Listed entries:
==*==
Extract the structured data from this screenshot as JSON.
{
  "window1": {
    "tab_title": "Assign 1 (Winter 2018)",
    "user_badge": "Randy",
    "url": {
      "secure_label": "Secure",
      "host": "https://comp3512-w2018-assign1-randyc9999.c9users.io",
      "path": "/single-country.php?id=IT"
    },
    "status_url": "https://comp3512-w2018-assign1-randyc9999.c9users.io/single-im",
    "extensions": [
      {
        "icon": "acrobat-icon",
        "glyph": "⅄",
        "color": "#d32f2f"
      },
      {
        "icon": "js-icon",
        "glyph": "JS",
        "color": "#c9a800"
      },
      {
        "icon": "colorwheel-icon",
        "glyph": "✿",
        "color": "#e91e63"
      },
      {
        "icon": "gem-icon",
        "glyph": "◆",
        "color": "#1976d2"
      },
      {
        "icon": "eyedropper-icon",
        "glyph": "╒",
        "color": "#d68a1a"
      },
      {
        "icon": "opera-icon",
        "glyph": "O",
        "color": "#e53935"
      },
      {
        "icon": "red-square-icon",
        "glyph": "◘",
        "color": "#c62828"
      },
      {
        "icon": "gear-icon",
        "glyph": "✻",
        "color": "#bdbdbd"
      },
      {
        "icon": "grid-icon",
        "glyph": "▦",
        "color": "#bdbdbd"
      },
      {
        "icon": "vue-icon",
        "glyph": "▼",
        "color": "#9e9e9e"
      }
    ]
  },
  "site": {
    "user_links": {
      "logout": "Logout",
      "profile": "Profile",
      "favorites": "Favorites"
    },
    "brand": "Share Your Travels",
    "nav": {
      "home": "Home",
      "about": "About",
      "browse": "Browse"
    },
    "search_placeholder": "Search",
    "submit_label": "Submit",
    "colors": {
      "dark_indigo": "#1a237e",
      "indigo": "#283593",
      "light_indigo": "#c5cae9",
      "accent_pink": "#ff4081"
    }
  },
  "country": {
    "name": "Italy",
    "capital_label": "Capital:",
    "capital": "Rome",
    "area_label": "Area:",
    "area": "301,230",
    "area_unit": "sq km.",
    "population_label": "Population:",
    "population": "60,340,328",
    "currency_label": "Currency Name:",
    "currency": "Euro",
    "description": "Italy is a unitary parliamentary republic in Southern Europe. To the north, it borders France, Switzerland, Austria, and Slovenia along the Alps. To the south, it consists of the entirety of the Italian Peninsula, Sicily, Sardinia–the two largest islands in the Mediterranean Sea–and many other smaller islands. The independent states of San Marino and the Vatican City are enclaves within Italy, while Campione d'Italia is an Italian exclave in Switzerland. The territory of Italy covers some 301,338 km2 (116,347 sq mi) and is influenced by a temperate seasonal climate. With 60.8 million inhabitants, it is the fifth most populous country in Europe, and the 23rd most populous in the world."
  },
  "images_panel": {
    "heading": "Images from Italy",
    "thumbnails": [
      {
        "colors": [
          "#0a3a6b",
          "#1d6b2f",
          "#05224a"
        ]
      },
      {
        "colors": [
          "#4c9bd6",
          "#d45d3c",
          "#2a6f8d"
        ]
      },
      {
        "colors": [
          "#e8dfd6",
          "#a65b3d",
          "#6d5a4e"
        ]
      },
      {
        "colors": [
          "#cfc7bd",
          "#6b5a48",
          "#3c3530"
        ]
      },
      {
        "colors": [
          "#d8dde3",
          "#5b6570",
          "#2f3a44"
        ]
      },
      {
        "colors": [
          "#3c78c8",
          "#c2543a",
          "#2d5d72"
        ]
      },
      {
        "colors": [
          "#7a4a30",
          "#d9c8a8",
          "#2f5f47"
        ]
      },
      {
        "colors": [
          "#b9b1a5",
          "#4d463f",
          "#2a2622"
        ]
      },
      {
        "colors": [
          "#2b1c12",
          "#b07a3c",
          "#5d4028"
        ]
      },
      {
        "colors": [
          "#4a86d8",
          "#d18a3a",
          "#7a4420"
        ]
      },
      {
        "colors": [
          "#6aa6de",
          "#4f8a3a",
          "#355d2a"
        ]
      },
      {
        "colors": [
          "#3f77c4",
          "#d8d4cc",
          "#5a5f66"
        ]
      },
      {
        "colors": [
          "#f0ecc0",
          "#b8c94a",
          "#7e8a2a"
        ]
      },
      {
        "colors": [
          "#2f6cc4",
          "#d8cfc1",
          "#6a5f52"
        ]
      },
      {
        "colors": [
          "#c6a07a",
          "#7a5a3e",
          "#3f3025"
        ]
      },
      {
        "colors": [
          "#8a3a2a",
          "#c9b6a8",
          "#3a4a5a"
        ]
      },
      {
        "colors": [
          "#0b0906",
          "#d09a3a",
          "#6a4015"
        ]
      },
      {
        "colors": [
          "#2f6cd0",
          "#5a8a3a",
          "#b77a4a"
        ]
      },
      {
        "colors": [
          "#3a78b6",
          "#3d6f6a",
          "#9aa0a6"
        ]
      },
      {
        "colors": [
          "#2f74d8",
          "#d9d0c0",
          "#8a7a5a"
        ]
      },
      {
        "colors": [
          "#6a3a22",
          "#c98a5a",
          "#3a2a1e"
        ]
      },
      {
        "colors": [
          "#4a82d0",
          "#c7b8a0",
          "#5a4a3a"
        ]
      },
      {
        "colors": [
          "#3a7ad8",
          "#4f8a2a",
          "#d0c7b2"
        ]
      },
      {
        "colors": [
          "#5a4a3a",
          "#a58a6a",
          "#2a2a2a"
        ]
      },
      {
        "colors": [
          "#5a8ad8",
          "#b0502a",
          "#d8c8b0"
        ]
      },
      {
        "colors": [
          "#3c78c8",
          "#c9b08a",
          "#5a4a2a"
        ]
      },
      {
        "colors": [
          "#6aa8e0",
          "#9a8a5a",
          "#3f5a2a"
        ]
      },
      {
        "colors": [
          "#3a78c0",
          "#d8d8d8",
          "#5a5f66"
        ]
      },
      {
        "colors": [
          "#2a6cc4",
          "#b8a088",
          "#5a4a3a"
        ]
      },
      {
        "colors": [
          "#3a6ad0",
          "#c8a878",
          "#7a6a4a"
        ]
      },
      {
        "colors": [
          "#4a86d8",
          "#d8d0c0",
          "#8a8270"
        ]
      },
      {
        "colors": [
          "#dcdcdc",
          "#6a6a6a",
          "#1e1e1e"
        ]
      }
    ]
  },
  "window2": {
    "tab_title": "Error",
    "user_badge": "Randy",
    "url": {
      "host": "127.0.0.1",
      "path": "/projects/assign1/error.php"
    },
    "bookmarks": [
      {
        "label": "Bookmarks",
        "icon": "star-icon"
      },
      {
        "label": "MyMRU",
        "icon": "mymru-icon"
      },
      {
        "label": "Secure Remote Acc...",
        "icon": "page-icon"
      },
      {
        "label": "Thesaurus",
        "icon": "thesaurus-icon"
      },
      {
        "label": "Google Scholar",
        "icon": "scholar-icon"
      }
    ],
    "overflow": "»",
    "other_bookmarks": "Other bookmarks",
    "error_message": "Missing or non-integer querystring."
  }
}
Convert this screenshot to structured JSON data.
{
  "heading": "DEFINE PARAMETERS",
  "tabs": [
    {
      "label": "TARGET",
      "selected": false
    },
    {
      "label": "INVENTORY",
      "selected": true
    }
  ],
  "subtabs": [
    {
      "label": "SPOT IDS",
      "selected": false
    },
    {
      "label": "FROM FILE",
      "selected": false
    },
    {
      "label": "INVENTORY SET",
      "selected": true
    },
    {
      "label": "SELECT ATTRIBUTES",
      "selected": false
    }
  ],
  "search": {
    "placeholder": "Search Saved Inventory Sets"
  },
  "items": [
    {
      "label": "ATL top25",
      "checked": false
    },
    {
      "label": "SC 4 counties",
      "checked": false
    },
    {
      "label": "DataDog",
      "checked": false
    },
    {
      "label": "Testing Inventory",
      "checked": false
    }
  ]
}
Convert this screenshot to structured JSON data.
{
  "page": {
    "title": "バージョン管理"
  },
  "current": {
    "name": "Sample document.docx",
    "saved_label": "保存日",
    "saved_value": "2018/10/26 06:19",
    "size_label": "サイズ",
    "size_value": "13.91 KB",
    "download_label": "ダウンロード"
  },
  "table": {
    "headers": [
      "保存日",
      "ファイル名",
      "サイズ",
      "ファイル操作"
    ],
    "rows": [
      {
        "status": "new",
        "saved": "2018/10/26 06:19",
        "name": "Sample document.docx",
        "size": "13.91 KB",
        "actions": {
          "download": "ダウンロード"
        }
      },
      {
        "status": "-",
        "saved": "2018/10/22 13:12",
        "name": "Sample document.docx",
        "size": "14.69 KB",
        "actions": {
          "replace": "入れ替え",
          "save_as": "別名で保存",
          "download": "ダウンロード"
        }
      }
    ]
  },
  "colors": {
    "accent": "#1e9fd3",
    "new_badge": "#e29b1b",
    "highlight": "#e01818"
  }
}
==*==
Exercise task: Count every line above that holds the word "path", and state the number and nothing more.

Exercise answer: 2